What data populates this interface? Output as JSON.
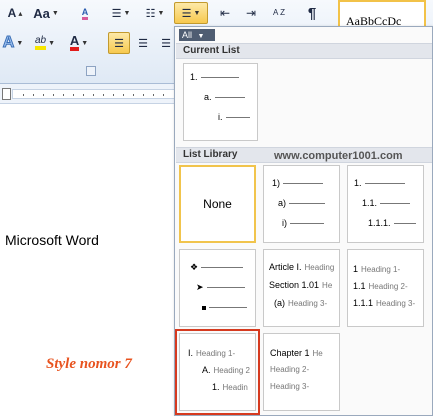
{
  "ribbon": {
    "font_size_up": "A",
    "change_case": "Aa",
    "clear_format": "A",
    "text_effects": "A",
    "highlight": "ab",
    "font_color": "A",
    "show_marks": "¶",
    "sort": "A Z",
    "style_preview": "AaBbCcDc",
    "colors": {
      "accent_active": "#f7c94f",
      "highlight_bar": "#f7e600",
      "font_color_bar": "#e11b1b"
    }
  },
  "gallery": {
    "filter_label": "All",
    "current_section": "Current List",
    "library_section": "List Library",
    "watermark": "www.computer1001.com",
    "current_tile": [
      "1.",
      "a.",
      "i."
    ],
    "none_label": "None",
    "tiles": {
      "numbered_paren": [
        "1)",
        "a)",
        "i)"
      ],
      "legal_decimal": [
        "1.",
        "1.1.",
        "1.1.1."
      ],
      "article": {
        "l1": "Article I.",
        "l1_hd": "Heading",
        "l2": "Section 1.01",
        "l2_hd": "He",
        "l3": "(a)",
        "l3_hd": "Heading 3-"
      },
      "heading_decimal": {
        "l1": "1",
        "l1_hd": "Heading 1-",
        "l2": "1.1",
        "l2_hd": "Heading 2-",
        "l3": "1.1.1",
        "l3_hd": "Heading 3-"
      },
      "style7": {
        "l1": "I.",
        "l1_hd": "Heading 1-",
        "l2": "A.",
        "l2_hd": "Heading 2",
        "l3": "1.",
        "l3_hd": "Headin"
      },
      "chapter": {
        "l1": "Chapter 1",
        "l1_hd": "He",
        "l2_hd": "Heading 2-",
        "l3_hd": "Heading 3-"
      }
    }
  },
  "document": {
    "text": "Microsoft Word",
    "annotation": "Style nomor 7"
  }
}
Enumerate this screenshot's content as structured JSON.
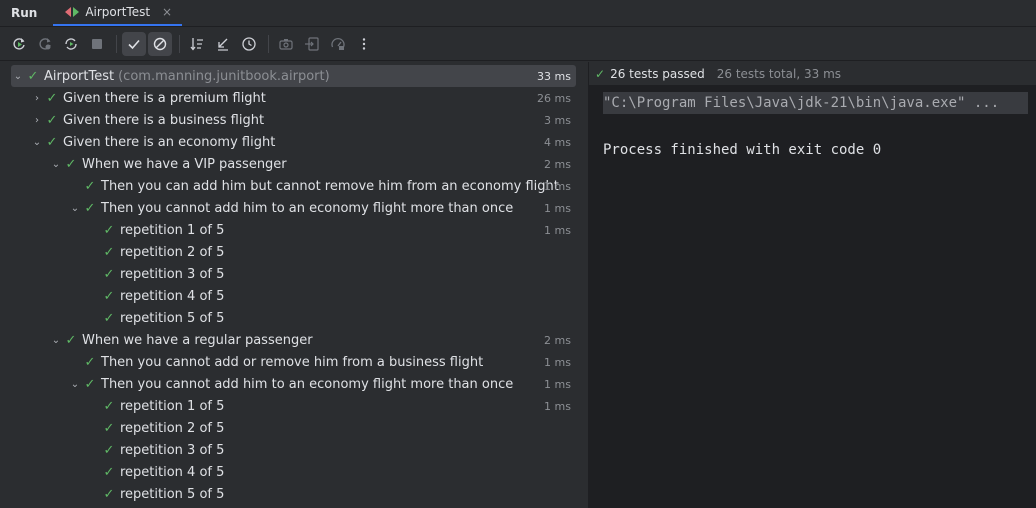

#####

WHAT NEEDS TO BE DONE: All records must be output exactly as they are, except for the pictures, which are left out.

PROBLEM SOLUTION:
What data populates this interface? Output as JSON.
{
  "ribbon": {
    "font_size_up": "A",
    "change_case": "Aa",
    "clear_format": "A",
    "text_effects": "A",
    "highlight": "ab",
    "font_color": "A",
    "show_marks": "¶",
    "sort": "A Z",
    "style_preview": "AaBbCcDc",
    "colors": {
      "accent_active": "#f7c94f",
      "highlight_bar": "#f7e600",
      "font_color_bar": "#e11b1b"
    }
  },
  "gallery": {
    "filter_label": "All",
    "current_section": "Current List",
    "library_section": "List Library",
    "watermark": "www.computer1001.com",
    "current_tile": [
      "1.",
      "a.",
      "i."
    ],
    "none_label": "None",
    "tiles": {
      "numbered_paren": [
        "1)",
        "a)",
        "i)"
      ],
      "legal_decimal": [
        "1.",
        "1.1.",
        "1.1.1."
      ],
      "article": {
        "l1": "Article I.",
        "l1_hd": "Heading",
        "l2": "Section 1.01",
        "l2_hd": "He",
        "l3": "(a)",
        "l3_hd": "Heading 3-"
      },
      "heading_decimal": {
        "l1": "1",
        "l1_hd": "Heading 1-",
        "l2": "1.1",
        "l2_hd": "Heading 2-",
        "l3": "1.1.1",
        "l3_hd": "Heading 3-"
      },
      "style7": {
        "l1": "I.",
        "l1_hd": "Heading 1-",
        "l2": "A.",
        "l2_hd": "Heading 2",
        "l3": "1.",
        "l3_hd": "Headin"
      },
      "chapter": {
        "l1": "Chapter 1",
        "l1_hd": "He",
        "l2_hd": "Heading 2-",
        "l3_hd": "Heading 3-"
      }
    }
  },
  "document": {
    "text": "Microsoft Word",
    "annotation": "Style nomor 7"
  }
}
Enumerate this screenshot's content as structured JSON.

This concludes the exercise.